Aim of the task >> Write out every record below exactly as it appears.

(Recorded data)
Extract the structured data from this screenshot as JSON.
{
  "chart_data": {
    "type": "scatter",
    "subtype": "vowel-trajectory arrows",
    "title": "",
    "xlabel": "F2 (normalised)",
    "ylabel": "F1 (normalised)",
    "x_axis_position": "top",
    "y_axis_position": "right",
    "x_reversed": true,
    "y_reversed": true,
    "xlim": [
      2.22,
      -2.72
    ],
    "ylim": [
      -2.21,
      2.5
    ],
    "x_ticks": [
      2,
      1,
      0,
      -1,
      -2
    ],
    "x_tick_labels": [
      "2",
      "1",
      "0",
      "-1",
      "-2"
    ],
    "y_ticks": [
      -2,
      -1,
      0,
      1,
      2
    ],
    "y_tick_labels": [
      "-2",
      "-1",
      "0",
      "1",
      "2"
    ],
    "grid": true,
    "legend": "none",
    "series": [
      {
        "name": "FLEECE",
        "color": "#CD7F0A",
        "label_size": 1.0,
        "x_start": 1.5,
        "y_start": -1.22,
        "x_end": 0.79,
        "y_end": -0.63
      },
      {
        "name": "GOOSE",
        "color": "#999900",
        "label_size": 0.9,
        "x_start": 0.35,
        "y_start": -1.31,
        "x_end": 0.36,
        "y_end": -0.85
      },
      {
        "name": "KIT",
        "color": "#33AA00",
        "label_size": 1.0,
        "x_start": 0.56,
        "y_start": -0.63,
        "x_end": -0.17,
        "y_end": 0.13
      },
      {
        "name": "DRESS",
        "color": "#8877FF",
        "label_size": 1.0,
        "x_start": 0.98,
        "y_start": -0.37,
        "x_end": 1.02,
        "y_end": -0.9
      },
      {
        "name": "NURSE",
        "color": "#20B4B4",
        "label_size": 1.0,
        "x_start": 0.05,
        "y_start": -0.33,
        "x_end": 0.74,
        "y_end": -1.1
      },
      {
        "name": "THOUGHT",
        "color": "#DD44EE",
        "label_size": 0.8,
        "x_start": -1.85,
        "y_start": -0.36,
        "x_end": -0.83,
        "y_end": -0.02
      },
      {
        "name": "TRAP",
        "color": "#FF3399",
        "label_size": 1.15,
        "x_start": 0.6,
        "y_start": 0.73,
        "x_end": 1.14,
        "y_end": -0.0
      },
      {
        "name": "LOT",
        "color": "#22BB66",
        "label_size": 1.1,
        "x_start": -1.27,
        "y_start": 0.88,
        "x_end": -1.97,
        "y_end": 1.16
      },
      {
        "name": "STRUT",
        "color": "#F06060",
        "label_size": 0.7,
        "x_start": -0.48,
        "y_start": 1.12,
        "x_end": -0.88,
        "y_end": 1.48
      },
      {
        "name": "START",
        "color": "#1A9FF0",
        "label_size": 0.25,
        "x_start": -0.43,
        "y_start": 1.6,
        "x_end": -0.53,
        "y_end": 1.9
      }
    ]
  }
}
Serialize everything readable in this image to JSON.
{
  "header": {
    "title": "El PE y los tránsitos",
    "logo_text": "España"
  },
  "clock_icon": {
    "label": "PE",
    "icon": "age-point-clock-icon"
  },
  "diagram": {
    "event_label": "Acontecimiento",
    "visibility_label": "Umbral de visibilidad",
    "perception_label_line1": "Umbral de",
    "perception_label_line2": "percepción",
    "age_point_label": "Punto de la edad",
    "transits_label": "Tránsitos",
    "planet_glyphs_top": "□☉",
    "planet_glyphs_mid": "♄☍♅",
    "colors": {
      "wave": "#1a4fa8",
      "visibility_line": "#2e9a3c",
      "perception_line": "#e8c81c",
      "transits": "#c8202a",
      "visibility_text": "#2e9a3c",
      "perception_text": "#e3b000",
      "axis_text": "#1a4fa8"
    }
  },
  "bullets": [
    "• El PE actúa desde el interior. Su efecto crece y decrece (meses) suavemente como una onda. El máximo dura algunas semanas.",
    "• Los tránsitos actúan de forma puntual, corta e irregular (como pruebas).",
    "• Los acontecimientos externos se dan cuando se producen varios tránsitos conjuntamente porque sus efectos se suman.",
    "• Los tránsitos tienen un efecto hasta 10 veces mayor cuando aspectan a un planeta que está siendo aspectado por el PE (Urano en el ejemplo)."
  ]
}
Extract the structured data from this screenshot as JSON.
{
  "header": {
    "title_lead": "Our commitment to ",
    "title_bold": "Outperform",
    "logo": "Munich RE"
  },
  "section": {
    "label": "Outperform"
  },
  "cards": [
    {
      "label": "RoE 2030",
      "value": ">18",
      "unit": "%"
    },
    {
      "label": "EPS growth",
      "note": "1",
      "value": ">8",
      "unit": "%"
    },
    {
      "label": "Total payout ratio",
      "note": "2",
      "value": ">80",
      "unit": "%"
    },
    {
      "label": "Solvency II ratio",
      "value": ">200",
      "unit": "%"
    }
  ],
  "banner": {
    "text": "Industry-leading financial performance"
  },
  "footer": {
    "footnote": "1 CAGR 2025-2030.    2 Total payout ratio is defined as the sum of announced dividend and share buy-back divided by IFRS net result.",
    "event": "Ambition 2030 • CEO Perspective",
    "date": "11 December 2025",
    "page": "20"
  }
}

Correct output >>
Extract the structured data from this screenshot as JSON.
{
  "chart_data": {
    "type": "scatter",
    "subtype": "vowel-trajectory arrows",
    "title": "",
    "xlabel": "F2 (normalised)",
    "ylabel": "F1 (normalised)",
    "x_axis_position": "top",
    "y_axis_position": "right",
    "x_reversed": true,
    "y_reversed": true,
    "xlim": [
      2.22,
      -2.72
    ],
    "ylim": [
      -2.21,
      2.5
    ],
    "x_ticks": [
      2,
      1,
      0,
      -1,
      -2
    ],
    "x_tick_labels": [
      "2",
      "1",
      "0",
      "-1",
      "-2"
    ],
    "y_ticks": [
      -2,
      -1,
      0,
      1,
      2
    ],
    "y_tick_labels": [
      "-2",
      "-1",
      "0",
      "1",
      "2"
    ],
    "grid": true,
    "legend": "none",
    "series": [
      {
        "name": "FLEECE",
        "color": "#CD7F0A",
        "label_size": 1.0,
        "x_start": 1.5,
        "y_start": -1.22,
        "x_end": 0.79,
        "y_end": -0.63
      },
      {
        "name": "GOOSE",
        "color": "#999900",
        "label_size": 0.9,
        "x_start": 0.35,
        "y_start": -1.31,
        "x_end": 0.36,
        "y_end": -0.85
      },
      {
        "name": "KIT",
        "color": "#33AA00",
        "label_size": 1.0,
        "x_start": 0.56,
        "y_start": -0.63,
        "x_end": -0.17,
        "y_end": 0.13
      },
      {
        "name": "DRESS",
        "color": "#8877FF",
        "label_size": 1.0,
        "x_start": 0.98,
        "y_start": -0.37,
        "x_end": 1.02,
        "y_end": -0.9
      },
      {
        "name": "NURSE",
        "color": "#20B4B4",
        "label_size": 1.0,
        "x_start": 0.05,
        "y_start": -0.33,
        "x_end": 0.74,
        "y_end": -1.1
      },
      {
        "name": "THOUGHT",
        "color": "#DD44EE",
        "label_size": 0.8,
        "x_start": -1.85,
        "y_start": -0.36,
        "x_end": -0.83,
        "y_end": -0.02
      },
      {
        "name": "TRAP",
        "color": "#FF3399",
        "label_size": 1.15,
        "x_start": 0.6,
        "y_start": 0.73,
        "x_end": 1.14,
        "y_end": -0.0
      },
      {
        "name": "LOT",
        "color": "#22BB66",
        "label_size": 1.1,
        "x_start": -1.27,
        "y_start": 0.88,
        "x_end": -1.97,
        "y_end": 1.16
      },
      {
        "name": "STRUT",
        "color": "#F06060",
        "label_size": 0.7,
        "x_start": -0.48,
        "y_start": 1.12,
        "x_end": -0.88,
        "y_end": 1.48
      },
      {
        "name": "START",
        "color": "#1A9FF0",
        "label_size": 0.25,
        "x_start": -0.43,
        "y_start": 1.6,
        "x_end": -0.53,
        "y_end": 1.9
      }
    ]
  }
}
Serialize everything readable in this image to JSON.
{
  "header": {
    "title": "El PE y los tránsitos",
    "logo_text": "España"
  },
  "clock_icon": {
    "label": "PE",
    "icon": "age-point-clock-icon"
  },
  "diagram": {
    "event_label": "Acontecimiento",
    "visibility_label": "Umbral de visibilidad",
    "perception_label_line1": "Umbral de",
    "perception_label_line2": "percepción",
    "age_point_label": "Punto de la edad",
    "transits_label": "Tránsitos",
    "planet_glyphs_top": "□☉",
    "planet_glyphs_mid": "♄☍♅",
    "colors": {
      "wave": "#1a4fa8",
      "visibility_line": "#2e9a3c",
      "perception_line": "#e8c81c",
      "transits": "#c8202a",
      "visibility_text": "#2e9a3c",
      "perception_text": "#e3b000",
      "axis_text": "#1a4fa8"
    }
  },
  "bullets": [
    "• El PE actúa desde el interior. Su efecto crece y decrece (meses) suavemente como una onda. El máximo dura algunas semanas.",
    "• Los tránsitos actúan de forma puntual, corta e irregular (como pruebas).",
    "• Los acontecimientos externos se dan cuando se producen varios tránsitos conjuntamente porque sus efectos se suman.",
    "• Los tránsitos tienen un efecto hasta 10 veces mayor cuando aspectan a un planeta que está siendo aspectado por el PE (Urano en el ejemplo)."
  ]
}
Extract the structured data from this screenshot as JSON.
{
  "header": {
    "title_lead": "Our commitment to ",
    "title_bold": "Outperform",
    "logo": "Munich RE"
  },
  "section": {
    "label": "Outperform"
  },
  "cards": [
    {
      "label": "RoE 2030",
      "value": ">18",
      "unit": "%"
    },
    {
      "label": "EPS growth",
      "note": "1",
      "value": ">8",
      "unit": "%"
    },
    {
      "label": "Total payout ratio",
      "note": "2",
      "value": ">80",
      "unit": "%"
    },
    {
      "label": "Solvency II ratio",
      "value": ">200",
      "unit": "%"
    }
  ],
  "banner": {
    "text": "Industry-leading financial performance"
  },
  "footer": {
    "footnote": "1 CAGR 2025-2030.    2 Total payout ratio is defined as the sum of announced dividend and share buy-back divided by IFRS net result.",
    "event": "Ambition 2030 • CEO Perspective",
    "date": "11 December 2025",
    "page": "20"
  }
}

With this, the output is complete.